▶ **Records from a collection**
####

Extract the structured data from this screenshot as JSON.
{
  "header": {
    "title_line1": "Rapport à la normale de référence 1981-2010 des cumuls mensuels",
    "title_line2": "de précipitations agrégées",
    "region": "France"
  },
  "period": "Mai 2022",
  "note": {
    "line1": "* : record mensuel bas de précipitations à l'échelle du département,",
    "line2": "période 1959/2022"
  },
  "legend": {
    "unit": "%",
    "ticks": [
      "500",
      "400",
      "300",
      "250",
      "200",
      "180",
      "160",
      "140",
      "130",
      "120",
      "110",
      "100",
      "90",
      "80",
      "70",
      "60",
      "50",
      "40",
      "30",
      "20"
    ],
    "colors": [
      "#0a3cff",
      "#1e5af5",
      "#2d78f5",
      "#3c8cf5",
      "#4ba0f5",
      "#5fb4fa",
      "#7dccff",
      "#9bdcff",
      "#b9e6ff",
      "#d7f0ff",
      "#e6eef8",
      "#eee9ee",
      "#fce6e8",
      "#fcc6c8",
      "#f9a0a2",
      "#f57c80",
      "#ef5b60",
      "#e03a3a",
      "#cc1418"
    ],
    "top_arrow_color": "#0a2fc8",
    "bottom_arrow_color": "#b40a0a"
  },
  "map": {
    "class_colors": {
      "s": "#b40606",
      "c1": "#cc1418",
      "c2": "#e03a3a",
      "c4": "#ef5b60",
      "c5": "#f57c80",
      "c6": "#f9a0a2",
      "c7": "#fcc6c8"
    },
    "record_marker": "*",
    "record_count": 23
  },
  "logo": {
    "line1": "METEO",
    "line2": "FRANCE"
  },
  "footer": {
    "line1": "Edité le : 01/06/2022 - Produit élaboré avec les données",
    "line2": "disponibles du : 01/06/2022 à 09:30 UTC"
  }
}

####

▶ **EXERCISE DETAILS**
Repeat every record, exactly as written.

▶ **RIGHT ANSWER**
Extract the structured data from this screenshot as JSON.
{
  "header": {
    "title_line1": "Rapport à la normale de référence 1981-2010 des cumuls mensuels",
    "title_line2": "de précipitations agrégées",
    "region": "France"
  },
  "period": "Mai 2022",
  "note": {
    "line1": "* : record mensuel bas de précipitations à l'échelle du département,",
    "line2": "période 1959/2022"
  },
  "legend": {
    "unit": "%",
    "ticks": [
      "500",
      "400",
      "300",
      "250",
      "200",
      "180",
      "160",
      "140",
      "130",
      "120",
      "110",
      "100",
      "90",
      "80",
      "70",
      "60",
      "50",
      "40",
      "30",
      "20"
    ],
    "colors": [
      "#0a3cff",
      "#1e5af5",
      "#2d78f5",
      "#3c8cf5",
      "#4ba0f5",
      "#5fb4fa",
      "#7dccff",
      "#9bdcff",
      "#b9e6ff",
      "#d7f0ff",
      "#e6eef8",
      "#eee9ee",
      "#fce6e8",
      "#fcc6c8",
      "#f9a0a2",
      "#f57c80",
      "#ef5b60",
      "#e03a3a",
      "#cc1418"
    ],
    "top_arrow_color": "#0a2fc8",
    "bottom_arrow_color": "#b40a0a"
  },
  "map": {
    "class_colors": {
      "s": "#b40606",
      "c1": "#cc1418",
      "c2": "#e03a3a",
      "c4": "#ef5b60",
      "c5": "#f57c80",
      "c6": "#f9a0a2",
      "c7": "#fcc6c8"
    },
    "record_marker": "*",
    "record_count": 23
  },
  "logo": {
    "line1": "METEO",
    "line2": "FRANCE"
  },
  "footer": {
    "line1": "Edité le : 01/06/2022 - Produit élaboré avec les données",
    "line2": "disponibles du : 01/06/2022 à 09:30 UTC"
  }
}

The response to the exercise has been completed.